>> BEGIN Dataset entries

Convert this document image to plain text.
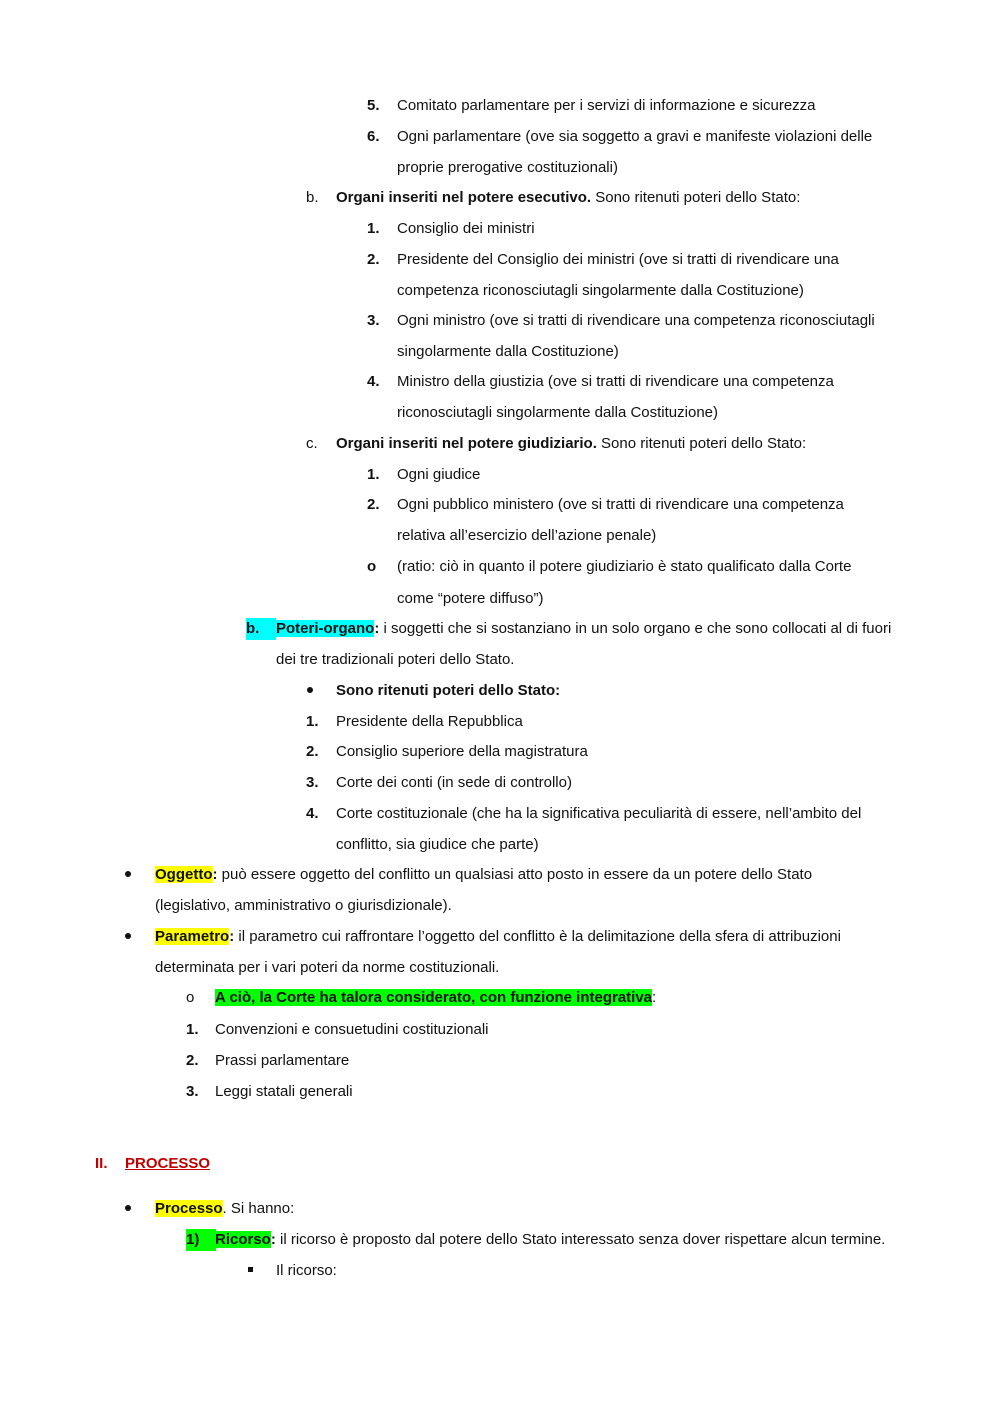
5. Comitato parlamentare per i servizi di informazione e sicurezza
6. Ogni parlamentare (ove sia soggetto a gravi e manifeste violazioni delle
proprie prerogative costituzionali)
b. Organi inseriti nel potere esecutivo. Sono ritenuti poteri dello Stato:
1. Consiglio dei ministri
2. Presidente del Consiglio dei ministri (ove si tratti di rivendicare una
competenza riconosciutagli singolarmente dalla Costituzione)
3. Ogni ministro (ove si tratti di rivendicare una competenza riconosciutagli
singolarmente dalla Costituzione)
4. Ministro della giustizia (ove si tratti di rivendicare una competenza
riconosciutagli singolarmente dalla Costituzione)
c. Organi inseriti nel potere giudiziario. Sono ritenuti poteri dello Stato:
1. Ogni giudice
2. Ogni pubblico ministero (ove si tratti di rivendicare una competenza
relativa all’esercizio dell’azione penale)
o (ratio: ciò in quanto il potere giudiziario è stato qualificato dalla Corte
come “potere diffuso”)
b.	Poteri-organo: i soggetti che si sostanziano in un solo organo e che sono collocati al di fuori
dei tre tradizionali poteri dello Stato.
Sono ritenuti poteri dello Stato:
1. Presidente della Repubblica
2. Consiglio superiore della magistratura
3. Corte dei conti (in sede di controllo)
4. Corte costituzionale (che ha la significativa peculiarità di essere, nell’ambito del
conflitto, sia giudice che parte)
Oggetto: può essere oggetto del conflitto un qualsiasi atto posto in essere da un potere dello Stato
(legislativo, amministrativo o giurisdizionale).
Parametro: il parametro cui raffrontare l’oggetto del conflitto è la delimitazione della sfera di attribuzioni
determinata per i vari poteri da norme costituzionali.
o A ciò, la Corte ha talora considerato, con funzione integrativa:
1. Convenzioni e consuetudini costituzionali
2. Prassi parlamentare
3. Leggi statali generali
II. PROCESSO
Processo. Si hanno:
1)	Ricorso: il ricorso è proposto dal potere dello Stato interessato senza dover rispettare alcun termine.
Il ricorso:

>> END Dataset entries

▶ [Problem to solve]
Find the word "ministri" in the entries above and gather every line that holds it.

▶ [The solution]
1. Consiglio dei ministri
2. Presidente del Consiglio dei ministri (ove si tratti di rivendicare una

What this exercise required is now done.